> _DIRECTIONS FOR THIS TASK_
Among the records below, find each line that includes the string "things" and copy it.

> _RECORDS FOR THE TASK_

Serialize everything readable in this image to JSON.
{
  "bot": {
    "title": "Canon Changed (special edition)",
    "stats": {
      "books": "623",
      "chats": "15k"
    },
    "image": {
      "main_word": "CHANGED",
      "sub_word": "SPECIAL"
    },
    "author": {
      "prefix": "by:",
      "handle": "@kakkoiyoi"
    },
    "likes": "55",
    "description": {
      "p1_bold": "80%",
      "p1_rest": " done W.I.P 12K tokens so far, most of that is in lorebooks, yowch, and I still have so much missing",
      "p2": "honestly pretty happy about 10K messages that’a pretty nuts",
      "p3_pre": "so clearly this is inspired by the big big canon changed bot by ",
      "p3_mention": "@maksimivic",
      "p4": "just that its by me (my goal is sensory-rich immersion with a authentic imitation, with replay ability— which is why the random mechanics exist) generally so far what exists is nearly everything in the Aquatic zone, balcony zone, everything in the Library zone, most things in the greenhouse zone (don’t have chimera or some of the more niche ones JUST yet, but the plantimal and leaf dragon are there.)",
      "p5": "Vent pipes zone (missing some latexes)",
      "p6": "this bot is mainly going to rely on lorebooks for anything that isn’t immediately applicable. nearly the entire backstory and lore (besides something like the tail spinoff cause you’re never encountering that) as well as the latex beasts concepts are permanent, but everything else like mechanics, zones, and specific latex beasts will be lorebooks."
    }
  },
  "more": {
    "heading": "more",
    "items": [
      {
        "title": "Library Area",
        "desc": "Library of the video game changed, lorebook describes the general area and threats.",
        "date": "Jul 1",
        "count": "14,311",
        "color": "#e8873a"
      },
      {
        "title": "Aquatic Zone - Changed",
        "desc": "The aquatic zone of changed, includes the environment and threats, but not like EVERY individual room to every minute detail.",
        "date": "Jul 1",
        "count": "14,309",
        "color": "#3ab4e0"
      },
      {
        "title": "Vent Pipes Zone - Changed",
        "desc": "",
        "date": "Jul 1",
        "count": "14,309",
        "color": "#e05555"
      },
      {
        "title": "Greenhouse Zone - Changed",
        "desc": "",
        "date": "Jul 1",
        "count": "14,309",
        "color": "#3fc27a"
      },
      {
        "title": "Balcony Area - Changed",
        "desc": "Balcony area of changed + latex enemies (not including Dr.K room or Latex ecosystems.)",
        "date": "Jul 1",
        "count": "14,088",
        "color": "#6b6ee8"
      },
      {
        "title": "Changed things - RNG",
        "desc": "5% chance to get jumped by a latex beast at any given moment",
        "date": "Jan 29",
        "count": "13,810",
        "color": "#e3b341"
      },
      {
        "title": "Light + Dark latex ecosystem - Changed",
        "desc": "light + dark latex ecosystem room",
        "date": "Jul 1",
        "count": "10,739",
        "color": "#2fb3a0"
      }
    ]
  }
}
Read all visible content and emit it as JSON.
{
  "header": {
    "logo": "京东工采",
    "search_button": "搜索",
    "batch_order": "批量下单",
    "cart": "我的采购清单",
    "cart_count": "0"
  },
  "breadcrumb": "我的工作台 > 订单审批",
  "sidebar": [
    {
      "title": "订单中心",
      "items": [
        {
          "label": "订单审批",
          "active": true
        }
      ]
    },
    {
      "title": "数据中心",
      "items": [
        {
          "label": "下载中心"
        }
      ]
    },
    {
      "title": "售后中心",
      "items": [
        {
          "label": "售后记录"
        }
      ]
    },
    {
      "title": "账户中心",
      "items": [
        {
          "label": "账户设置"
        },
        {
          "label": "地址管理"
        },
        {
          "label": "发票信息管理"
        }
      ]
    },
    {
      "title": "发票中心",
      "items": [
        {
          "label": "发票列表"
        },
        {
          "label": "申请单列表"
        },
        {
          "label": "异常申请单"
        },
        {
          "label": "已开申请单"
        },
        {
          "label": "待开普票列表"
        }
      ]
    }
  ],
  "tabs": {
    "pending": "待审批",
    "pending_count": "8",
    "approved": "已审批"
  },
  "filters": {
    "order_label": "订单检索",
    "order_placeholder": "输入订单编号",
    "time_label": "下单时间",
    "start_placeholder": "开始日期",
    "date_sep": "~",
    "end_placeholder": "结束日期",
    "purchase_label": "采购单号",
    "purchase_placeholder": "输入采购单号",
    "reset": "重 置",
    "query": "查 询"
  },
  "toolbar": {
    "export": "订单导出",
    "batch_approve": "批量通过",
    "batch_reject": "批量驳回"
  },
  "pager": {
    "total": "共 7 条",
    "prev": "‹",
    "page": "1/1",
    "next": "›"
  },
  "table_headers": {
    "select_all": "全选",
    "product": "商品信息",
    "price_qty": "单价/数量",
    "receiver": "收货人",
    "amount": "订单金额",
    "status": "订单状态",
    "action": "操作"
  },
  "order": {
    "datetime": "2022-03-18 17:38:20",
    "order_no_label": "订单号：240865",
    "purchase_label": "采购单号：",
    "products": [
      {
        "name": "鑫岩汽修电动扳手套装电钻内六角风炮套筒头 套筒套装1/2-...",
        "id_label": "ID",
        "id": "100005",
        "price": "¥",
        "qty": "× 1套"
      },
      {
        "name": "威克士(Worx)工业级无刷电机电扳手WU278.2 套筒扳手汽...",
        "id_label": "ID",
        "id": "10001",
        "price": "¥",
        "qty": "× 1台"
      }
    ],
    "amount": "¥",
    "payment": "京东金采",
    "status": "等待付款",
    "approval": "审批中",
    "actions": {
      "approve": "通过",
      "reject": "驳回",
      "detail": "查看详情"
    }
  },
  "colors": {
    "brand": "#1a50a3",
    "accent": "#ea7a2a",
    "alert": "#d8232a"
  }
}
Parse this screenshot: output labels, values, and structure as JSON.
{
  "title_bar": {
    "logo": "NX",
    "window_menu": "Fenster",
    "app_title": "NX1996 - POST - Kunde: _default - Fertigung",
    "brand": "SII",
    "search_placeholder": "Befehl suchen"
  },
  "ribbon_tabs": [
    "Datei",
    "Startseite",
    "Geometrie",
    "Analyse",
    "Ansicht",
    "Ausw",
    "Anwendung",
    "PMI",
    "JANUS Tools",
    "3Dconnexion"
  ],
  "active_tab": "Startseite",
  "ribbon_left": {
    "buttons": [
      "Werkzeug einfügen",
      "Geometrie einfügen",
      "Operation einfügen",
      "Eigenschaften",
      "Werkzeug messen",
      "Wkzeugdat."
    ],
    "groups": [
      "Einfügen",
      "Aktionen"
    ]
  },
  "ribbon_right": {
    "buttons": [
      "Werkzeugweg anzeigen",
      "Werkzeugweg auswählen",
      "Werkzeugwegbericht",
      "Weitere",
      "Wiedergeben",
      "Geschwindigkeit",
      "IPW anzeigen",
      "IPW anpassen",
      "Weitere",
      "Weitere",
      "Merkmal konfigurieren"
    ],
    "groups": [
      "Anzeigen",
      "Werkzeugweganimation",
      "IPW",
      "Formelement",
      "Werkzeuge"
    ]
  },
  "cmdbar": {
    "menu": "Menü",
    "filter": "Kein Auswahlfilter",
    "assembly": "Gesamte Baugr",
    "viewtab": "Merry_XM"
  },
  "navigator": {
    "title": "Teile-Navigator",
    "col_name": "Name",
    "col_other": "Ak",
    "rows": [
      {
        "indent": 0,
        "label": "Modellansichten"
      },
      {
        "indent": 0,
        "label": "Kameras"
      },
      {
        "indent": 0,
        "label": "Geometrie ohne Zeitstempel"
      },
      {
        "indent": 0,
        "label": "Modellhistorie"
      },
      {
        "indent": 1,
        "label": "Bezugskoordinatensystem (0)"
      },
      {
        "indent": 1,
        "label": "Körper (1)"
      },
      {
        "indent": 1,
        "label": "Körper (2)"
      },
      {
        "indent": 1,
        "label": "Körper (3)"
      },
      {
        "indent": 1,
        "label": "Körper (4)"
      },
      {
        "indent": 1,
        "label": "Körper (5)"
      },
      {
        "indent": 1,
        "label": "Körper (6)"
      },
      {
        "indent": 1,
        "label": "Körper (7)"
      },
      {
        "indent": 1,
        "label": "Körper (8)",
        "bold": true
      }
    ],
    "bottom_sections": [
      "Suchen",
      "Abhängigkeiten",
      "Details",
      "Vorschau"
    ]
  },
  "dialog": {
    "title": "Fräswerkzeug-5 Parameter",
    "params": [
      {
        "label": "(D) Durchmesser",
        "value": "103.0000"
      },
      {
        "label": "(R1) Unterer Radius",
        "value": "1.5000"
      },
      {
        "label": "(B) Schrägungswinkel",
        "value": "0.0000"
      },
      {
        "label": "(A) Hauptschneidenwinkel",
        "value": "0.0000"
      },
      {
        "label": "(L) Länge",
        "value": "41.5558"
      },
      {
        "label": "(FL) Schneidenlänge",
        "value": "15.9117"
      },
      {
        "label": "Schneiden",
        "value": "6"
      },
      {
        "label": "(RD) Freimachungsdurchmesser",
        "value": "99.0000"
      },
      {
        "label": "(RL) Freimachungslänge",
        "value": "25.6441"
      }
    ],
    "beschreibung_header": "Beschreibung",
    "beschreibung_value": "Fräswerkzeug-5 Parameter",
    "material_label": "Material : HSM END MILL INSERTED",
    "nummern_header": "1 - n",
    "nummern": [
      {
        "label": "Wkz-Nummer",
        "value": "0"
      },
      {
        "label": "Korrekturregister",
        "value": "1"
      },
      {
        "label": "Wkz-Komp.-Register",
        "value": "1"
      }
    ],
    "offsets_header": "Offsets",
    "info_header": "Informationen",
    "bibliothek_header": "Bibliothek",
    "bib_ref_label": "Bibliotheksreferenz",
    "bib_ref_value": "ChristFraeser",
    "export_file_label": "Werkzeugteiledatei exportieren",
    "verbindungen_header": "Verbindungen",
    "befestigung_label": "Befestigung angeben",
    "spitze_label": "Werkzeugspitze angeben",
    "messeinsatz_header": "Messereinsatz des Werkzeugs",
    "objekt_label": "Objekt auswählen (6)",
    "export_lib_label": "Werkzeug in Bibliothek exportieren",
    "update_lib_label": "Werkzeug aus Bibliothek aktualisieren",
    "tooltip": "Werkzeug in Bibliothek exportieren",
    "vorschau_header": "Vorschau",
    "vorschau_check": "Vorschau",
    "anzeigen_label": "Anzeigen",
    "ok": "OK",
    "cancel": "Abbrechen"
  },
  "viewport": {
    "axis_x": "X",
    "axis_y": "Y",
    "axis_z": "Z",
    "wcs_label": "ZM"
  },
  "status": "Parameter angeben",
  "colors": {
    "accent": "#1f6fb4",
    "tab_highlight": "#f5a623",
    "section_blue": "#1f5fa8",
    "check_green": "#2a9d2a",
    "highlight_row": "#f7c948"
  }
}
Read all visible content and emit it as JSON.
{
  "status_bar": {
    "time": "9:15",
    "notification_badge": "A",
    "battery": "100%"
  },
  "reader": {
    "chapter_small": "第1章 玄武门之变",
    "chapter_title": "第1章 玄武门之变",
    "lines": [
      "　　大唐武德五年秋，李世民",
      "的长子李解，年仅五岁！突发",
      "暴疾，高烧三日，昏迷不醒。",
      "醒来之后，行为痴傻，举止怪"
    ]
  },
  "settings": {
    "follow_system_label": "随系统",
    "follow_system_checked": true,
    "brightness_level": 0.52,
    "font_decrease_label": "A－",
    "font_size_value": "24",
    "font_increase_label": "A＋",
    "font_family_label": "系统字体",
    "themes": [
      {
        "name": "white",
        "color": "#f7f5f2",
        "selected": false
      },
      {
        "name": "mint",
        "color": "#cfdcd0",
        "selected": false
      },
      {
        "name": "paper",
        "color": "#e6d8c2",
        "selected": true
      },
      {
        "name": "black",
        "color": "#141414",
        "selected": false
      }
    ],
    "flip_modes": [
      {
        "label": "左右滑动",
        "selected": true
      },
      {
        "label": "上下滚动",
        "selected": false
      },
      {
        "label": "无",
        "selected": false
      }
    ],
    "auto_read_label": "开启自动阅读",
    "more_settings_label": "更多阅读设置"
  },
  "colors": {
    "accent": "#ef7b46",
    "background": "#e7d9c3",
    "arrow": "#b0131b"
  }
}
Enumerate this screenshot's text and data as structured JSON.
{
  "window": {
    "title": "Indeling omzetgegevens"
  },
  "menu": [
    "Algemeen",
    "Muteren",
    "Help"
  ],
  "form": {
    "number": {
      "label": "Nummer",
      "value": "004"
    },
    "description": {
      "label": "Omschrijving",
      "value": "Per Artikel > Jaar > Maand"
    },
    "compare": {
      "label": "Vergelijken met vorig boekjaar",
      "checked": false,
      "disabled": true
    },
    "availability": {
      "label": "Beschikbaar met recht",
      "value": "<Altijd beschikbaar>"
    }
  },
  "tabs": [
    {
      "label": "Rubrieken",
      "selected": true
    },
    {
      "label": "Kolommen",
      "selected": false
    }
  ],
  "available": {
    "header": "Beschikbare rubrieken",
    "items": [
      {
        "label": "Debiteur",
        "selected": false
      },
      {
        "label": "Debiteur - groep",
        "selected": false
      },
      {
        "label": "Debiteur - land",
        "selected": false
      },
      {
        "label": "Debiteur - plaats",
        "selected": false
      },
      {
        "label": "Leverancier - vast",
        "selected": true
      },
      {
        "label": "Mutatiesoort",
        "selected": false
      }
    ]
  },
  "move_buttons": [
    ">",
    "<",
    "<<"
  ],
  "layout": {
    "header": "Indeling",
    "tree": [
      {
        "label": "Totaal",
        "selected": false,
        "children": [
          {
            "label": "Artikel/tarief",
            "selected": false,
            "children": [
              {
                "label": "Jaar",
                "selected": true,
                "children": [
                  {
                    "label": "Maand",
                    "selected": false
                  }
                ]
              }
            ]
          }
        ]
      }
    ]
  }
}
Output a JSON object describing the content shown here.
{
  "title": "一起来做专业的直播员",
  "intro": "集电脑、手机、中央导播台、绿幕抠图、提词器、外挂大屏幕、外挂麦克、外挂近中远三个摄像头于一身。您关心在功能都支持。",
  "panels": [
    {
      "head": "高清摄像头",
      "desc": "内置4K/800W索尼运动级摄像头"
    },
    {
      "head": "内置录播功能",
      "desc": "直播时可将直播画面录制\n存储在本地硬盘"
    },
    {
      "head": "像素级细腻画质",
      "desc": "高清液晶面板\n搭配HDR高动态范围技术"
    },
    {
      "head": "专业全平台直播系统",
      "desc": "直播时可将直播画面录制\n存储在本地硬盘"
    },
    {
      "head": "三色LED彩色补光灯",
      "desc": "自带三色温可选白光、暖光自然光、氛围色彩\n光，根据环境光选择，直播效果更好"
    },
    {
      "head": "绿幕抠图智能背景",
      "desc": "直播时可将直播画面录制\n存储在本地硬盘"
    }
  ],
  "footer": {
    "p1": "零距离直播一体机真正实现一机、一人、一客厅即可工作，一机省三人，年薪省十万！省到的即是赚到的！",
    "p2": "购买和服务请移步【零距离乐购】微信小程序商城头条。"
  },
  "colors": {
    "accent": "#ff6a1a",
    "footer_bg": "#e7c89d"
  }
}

> _ANSWER TO THE TASK_
      "p4": "just that its by me (my goal is sensory-rich immersion with a authentic imitation, with replay ability— which is why the random mechanics exist) generally so far what exists is nearly everything in the Aquatic zone, balcony zone, everything in the Library zone, most things in the greenhouse zone (don’t have chimera or some of the more niche ones JUST yet, but the plantimal and leaf dragon are there.)",
        "title": "Changed things - RNG",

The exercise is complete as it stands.